* Begin MATERIAL TO PROCESS *

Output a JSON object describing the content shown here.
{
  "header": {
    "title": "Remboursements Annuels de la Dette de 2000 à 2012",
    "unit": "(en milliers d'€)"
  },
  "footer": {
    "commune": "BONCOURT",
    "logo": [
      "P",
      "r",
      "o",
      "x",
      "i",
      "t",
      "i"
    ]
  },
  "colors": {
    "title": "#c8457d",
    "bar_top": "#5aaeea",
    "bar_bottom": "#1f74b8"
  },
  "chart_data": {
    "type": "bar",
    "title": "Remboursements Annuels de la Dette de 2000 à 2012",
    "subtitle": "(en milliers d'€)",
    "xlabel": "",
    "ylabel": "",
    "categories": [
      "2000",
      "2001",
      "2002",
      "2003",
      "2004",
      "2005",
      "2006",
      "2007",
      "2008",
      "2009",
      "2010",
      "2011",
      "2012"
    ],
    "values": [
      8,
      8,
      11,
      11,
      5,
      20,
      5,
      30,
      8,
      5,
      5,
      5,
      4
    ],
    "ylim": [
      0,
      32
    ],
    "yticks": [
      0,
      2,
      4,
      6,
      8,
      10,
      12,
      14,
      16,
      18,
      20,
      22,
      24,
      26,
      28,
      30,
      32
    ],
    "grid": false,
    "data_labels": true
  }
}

* End MATERIAL TO PROCESS *

**TASK TO COMPLETE**
Print every entry exactly as it appears.

**ANSWER TO THIS PROBLEM**
Output a JSON object describing the content shown here.
{
  "header": {
    "title": "Remboursements Annuels de la Dette de 2000 à 2012",
    "unit": "(en milliers d'€)"
  },
  "footer": {
    "commune": "BONCOURT",
    "logo": [
      "P",
      "r",
      "o",
      "x",
      "i",
      "t",
      "i"
    ]
  },
  "colors": {
    "title": "#c8457d",
    "bar_top": "#5aaeea",
    "bar_bottom": "#1f74b8"
  },
  "chart_data": {
    "type": "bar",
    "title": "Remboursements Annuels de la Dette de 2000 à 2012",
    "subtitle": "(en milliers d'€)",
    "xlabel": "",
    "ylabel": "",
    "categories": [
      "2000",
      "2001",
      "2002",
      "2003",
      "2004",
      "2005",
      "2006",
      "2007",
      "2008",
      "2009",
      "2010",
      "2011",
      "2012"
    ],
    "values": [
      8,
      8,
      11,
      11,
      5,
      20,
      5,
      30,
      8,
      5,
      5,
      5,
      4
    ],
    "ylim": [
      0,
      32
    ],
    "yticks": [
      0,
      2,
      4,
      6,
      8,
      10,
      12,
      14,
      16,
      18,
      20,
      22,
      24,
      26,
      28,
      30,
      32
    ],
    "grid": false,
    "data_labels": true
  }
}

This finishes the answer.